[Spatial annotation records]
----
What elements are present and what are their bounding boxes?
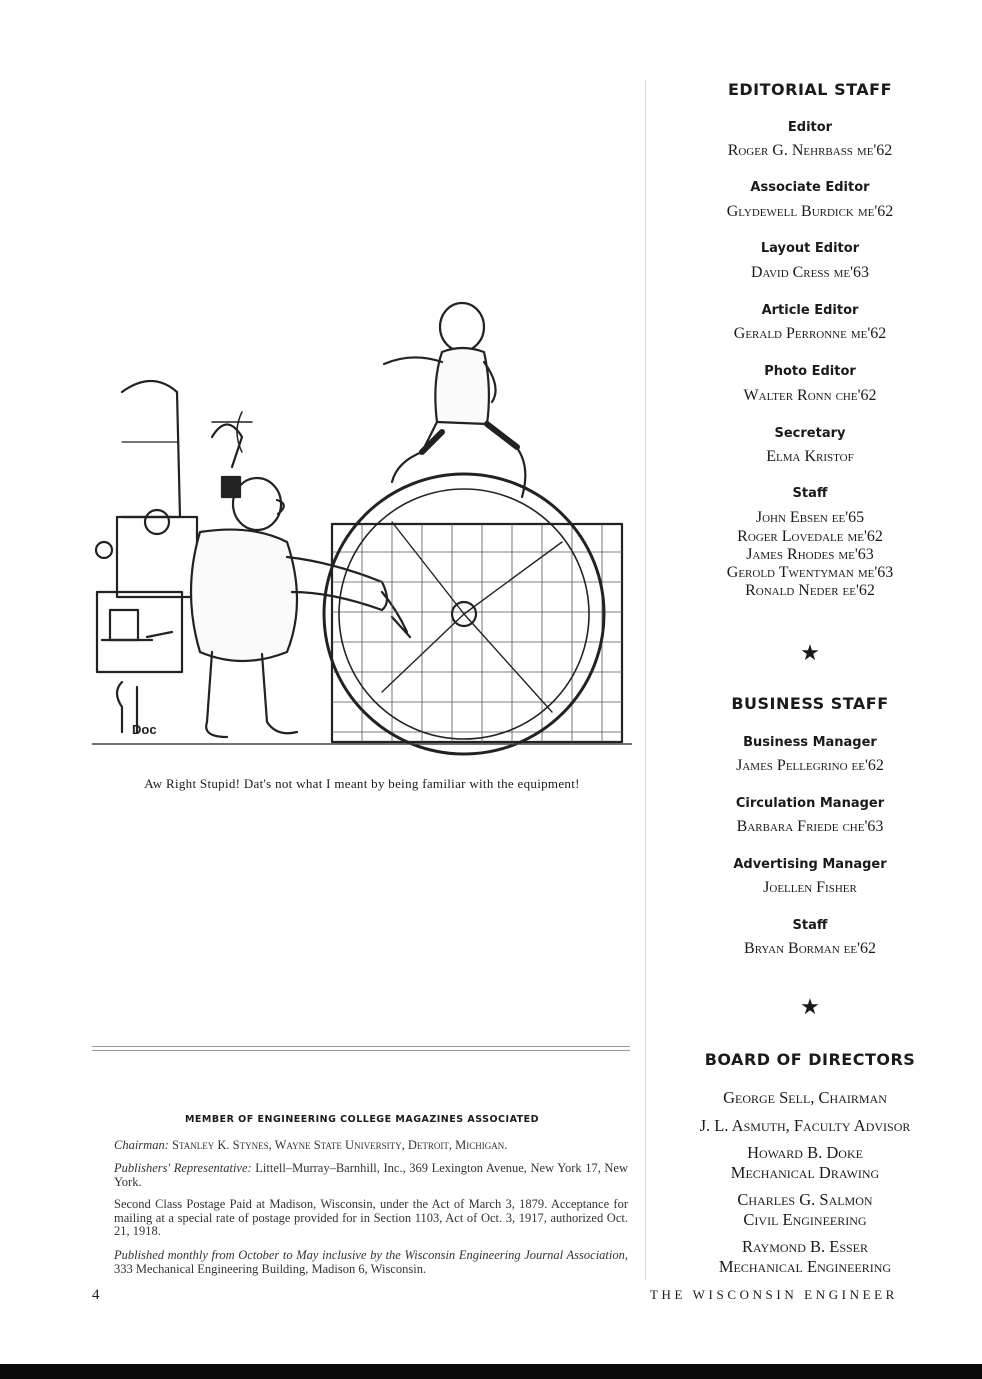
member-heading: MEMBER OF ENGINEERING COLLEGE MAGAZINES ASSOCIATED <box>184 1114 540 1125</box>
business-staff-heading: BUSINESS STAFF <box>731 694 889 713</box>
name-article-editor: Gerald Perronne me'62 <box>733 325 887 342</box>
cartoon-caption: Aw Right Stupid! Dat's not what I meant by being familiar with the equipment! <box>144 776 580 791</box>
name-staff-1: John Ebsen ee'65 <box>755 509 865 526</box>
----
Exercise: Could you copy the records above line for line without changing anything, leaving out the picture?

Exercise answer:
What elements are present and what are their bounding boxes?
member-heading: MEMBER OF ENGINEERING COLLEGE MAGAZINES ASSOCIATED <box>184 1114 540 1125</box>
business-staff-heading: BUSINESS STAFF <box>731 694 889 713</box>
name-article-editor: Gerald Perronne me'62 <box>733 325 887 342</box>
cartoon-caption: Aw Right Stupid! Dat's not what I meant by being familiar with the equipment! <box>144 776 580 791</box>
name-staff-1: John Ebsen ee'65 <box>755 509 865 526</box>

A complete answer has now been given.